Check every line below for the word "NFTs" and show those that hold it.

===== Data for this exercise =====

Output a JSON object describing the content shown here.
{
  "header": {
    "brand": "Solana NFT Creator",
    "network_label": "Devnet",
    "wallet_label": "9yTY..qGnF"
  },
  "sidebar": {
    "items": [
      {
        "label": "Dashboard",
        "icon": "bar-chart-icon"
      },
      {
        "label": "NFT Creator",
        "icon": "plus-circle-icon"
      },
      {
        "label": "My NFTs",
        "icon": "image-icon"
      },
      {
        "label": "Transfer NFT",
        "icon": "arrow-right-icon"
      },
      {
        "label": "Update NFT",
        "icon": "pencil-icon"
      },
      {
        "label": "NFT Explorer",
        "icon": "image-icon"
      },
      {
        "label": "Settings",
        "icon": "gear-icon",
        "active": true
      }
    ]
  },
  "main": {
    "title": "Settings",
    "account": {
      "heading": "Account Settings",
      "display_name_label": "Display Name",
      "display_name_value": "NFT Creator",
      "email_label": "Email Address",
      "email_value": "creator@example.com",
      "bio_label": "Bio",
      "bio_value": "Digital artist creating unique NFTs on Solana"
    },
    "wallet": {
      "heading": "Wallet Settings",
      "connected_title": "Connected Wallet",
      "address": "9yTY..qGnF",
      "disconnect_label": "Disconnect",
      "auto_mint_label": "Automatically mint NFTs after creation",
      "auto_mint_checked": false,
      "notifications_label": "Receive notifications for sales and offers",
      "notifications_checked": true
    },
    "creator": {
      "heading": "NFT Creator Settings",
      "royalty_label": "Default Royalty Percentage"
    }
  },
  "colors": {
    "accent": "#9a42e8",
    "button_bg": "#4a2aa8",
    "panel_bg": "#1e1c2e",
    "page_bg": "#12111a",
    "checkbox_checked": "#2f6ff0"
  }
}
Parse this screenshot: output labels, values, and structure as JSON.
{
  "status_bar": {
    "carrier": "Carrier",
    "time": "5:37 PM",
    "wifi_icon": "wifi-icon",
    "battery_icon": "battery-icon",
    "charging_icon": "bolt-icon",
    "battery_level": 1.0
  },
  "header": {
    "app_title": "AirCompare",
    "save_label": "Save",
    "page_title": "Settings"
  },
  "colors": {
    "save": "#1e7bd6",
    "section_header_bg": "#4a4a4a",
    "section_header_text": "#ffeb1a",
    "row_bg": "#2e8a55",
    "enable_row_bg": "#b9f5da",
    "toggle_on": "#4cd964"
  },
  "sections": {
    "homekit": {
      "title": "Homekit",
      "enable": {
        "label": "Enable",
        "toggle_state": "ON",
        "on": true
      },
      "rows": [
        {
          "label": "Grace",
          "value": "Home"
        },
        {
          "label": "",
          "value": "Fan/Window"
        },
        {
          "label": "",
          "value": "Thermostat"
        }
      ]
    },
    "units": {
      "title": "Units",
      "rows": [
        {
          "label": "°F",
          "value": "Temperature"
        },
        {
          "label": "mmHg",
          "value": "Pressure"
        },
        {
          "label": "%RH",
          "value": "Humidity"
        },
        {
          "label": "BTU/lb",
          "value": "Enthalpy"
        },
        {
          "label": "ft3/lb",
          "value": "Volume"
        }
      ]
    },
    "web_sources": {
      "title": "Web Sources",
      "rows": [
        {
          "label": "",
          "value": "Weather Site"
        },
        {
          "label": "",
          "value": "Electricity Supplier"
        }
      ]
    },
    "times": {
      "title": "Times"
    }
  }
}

=====

Expected answer:
        "label": "My NFTs",
      "bio_value": "Digital artist creating unique NFTs on Solana"
      "auto_mint_label": "Automatically mint NFTs after creation",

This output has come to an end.